**Task to carry out:** Gather from the material every line that contains the string "this".

━━ Input material

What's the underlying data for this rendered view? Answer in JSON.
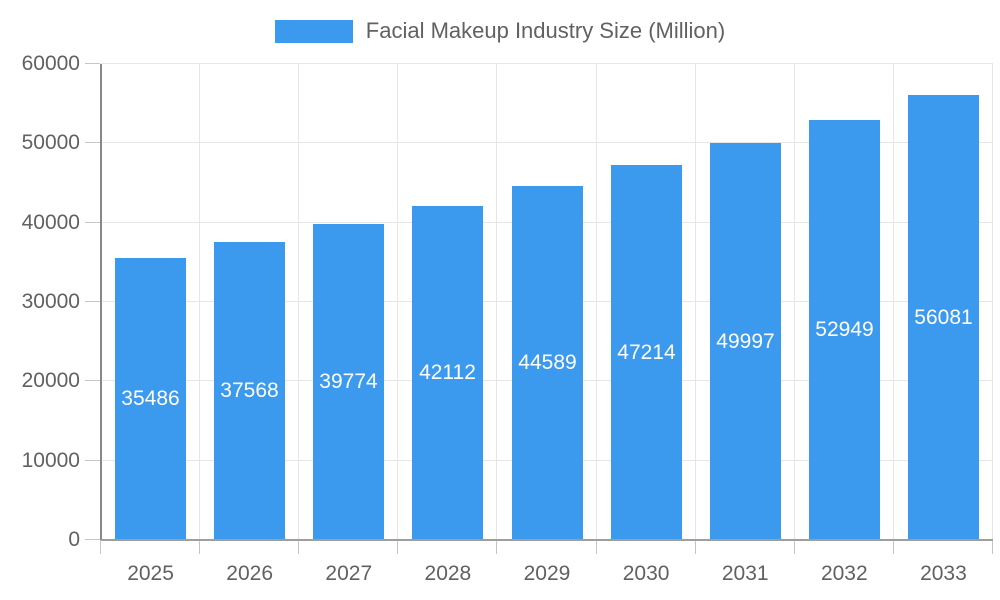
{
  "chart_data": {
    "type": "bar",
    "title": "Facial Makeup Industry Size (Million)",
    "categories": [
      "2025",
      "2026",
      "2027",
      "2028",
      "2029",
      "2030",
      "2031",
      "2032",
      "2033"
    ],
    "series": [
      {
        "name": "Facial Makeup Industry Size (Million)",
        "values": [
          35486,
          37568,
          39774,
          42112,
          44589,
          47214,
          49997,
          52949,
          56081
        ],
        "color": "#3B99EE"
      }
    ],
    "xlabel": "",
    "ylabel": "",
    "ylim": [
      0,
      60000
    ],
    "yticks": [
      0,
      10000,
      20000,
      30000,
      40000,
      50000,
      60000
    ],
    "grid": true,
    "legend_position": "top",
    "bar_label_color": "#FFFFFF",
    "colors": {
      "bar": "#3B99EE",
      "axis_text": "#616161",
      "grid_line": "#E6E6E6",
      "tick": "#C6C6C6",
      "y_axis_line": "#878787",
      "x_axis_line": "#9E9E9E",
      "background": "#FFFFFF"
    }
  }
}
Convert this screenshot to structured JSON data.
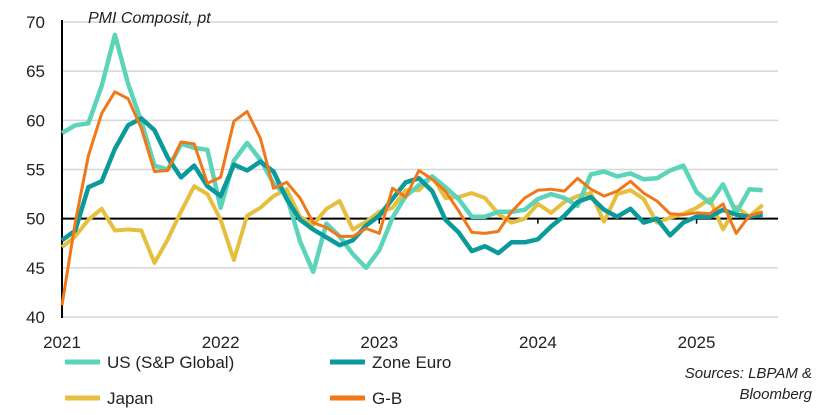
{
  "chart_data": {
    "type": "line",
    "title": "PMI Composit, pt",
    "xlabel": "",
    "ylabel": "",
    "x_start": "2021-01",
    "x_end": "2025-06",
    "frequency": "monthly",
    "x_tick_labels": [
      "2021",
      "2022",
      "2023",
      "2024",
      "2025"
    ],
    "ylim": [
      40,
      70
    ],
    "y_ticks": [
      40,
      45,
      50,
      55,
      60,
      65,
      70
    ],
    "reference_line": 50,
    "grid": "horizontal",
    "legend_position": "bottom",
    "source": [
      "Sources: LBPAM &",
      "Bloomberg"
    ],
    "series": [
      {
        "name": "US (S&P Global)",
        "color": "#5CD4B9",
        "values": [
          58.7,
          59.5,
          59.7,
          63.5,
          68.7,
          63.7,
          59.9,
          55.4,
          55.0,
          57.6,
          57.2,
          57.0,
          51.1,
          55.9,
          57.7,
          56.0,
          53.6,
          52.3,
          47.7,
          44.6,
          49.5,
          48.2,
          46.4,
          45.0,
          46.8,
          50.1,
          52.3,
          53.4,
          54.3,
          53.2,
          52.0,
          50.2,
          50.2,
          50.7,
          50.7,
          50.9,
          52.0,
          52.5,
          52.1,
          51.3,
          54.5,
          54.8,
          54.3,
          54.6,
          54.0,
          54.1,
          54.9,
          55.4,
          52.7,
          51.6,
          53.5,
          50.6,
          53.0,
          52.9
        ]
      },
      {
        "name": "Zone Euro",
        "color": "#0B9A9C",
        "values": [
          47.8,
          48.8,
          53.2,
          53.8,
          57.1,
          59.5,
          60.2,
          59.0,
          56.2,
          54.2,
          55.4,
          53.3,
          52.3,
          55.5,
          54.9,
          55.8,
          54.8,
          52.0,
          49.9,
          48.9,
          48.1,
          47.3,
          47.8,
          49.3,
          50.3,
          52.0,
          53.7,
          54.1,
          52.8,
          49.9,
          48.6,
          46.7,
          47.2,
          46.5,
          47.6,
          47.6,
          47.9,
          49.2,
          50.3,
          51.7,
          52.2,
          50.9,
          50.2,
          51.0,
          49.6,
          50.0,
          48.3,
          49.6,
          50.2,
          50.2,
          50.9,
          50.4,
          50.2,
          50.4
        ]
      },
      {
        "name": "Japan",
        "color": "#E6BF3F",
        "values": [
          47.1,
          48.2,
          49.9,
          51.0,
          48.8,
          48.9,
          48.8,
          45.5,
          47.9,
          50.7,
          53.3,
          52.5,
          49.9,
          45.8,
          50.3,
          51.1,
          52.3,
          53.0,
          50.2,
          49.4,
          51.0,
          51.8,
          48.9,
          49.7,
          50.7,
          51.1,
          52.9,
          52.9,
          54.3,
          52.1,
          52.2,
          52.6,
          52.1,
          50.5,
          49.6,
          50.0,
          51.5,
          50.6,
          51.7,
          52.3,
          52.6,
          49.7,
          52.5,
          52.9,
          52.0,
          49.6,
          50.1,
          50.5,
          51.1,
          52.0,
          48.9,
          51.2,
          50.2,
          51.4
        ]
      },
      {
        "name": "G-B",
        "color": "#F07819",
        "values": [
          41.2,
          49.6,
          56.4,
          60.7,
          62.9,
          62.2,
          59.2,
          54.8,
          54.9,
          57.8,
          57.6,
          53.6,
          54.2,
          59.9,
          60.9,
          58.2,
          53.1,
          53.7,
          52.1,
          49.6,
          49.1,
          48.2,
          48.2,
          49.0,
          48.5,
          53.1,
          52.2,
          54.9,
          54.0,
          52.8,
          50.8,
          48.6,
          48.5,
          48.7,
          50.7,
          52.1,
          52.9,
          53.0,
          52.8,
          54.1,
          53.0,
          52.3,
          52.8,
          53.8,
          52.6,
          51.8,
          50.5,
          50.4,
          50.6,
          50.5,
          51.5,
          48.5,
          50.3,
          50.7
        ]
      }
    ]
  }
}
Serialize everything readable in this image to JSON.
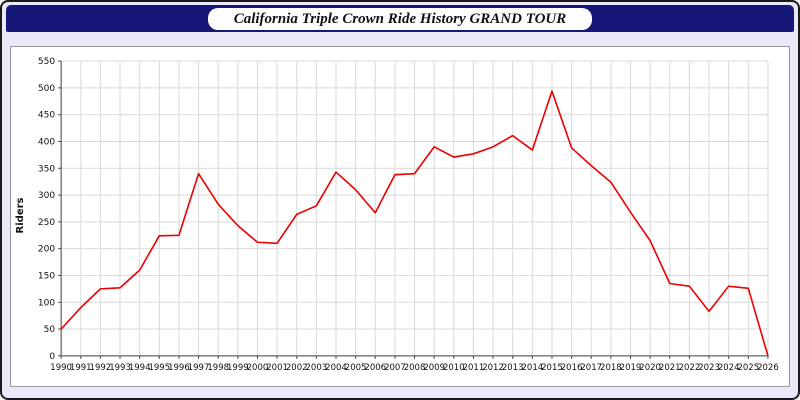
{
  "title": "California Triple Crown Ride History GRAND TOUR",
  "colors": {
    "header_bg": "#17177a",
    "page_bg": "#e9e9f7",
    "line": "#ee0000",
    "grid": "#d9d9d9"
  },
  "chart_data": {
    "type": "line",
    "title": "California Triple Crown Ride History GRAND TOUR",
    "xlabel": "",
    "ylabel": "Riders",
    "ylim": [
      0,
      550
    ],
    "ytick_step": 50,
    "grid": true,
    "legend": "none",
    "x": [
      1990,
      1991,
      1992,
      1993,
      1994,
      1995,
      1996,
      1997,
      1998,
      1999,
      2000,
      2001,
      2002,
      2003,
      2004,
      2005,
      2006,
      2007,
      2008,
      2009,
      2010,
      2011,
      2012,
      2013,
      2014,
      2015,
      2016,
      2017,
      2018,
      2019,
      2020,
      2021,
      2022,
      2023,
      2024,
      2025,
      2026
    ],
    "values": [
      50,
      90,
      125,
      127,
      160,
      224,
      225,
      340,
      283,
      243,
      212,
      210,
      264,
      280,
      343,
      310,
      267,
      338,
      340,
      390,
      371,
      377,
      390,
      411,
      384,
      494,
      388,
      355,
      324,
      268,
      215,
      135,
      130,
      83,
      130,
      126,
      0
    ]
  }
}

━━━━

**Reply:**
What's the underlying data for this rendered view? Answer in JSON.
Convert this screenshot to structured JSON data.
Serialize everything readable in this image to JSON.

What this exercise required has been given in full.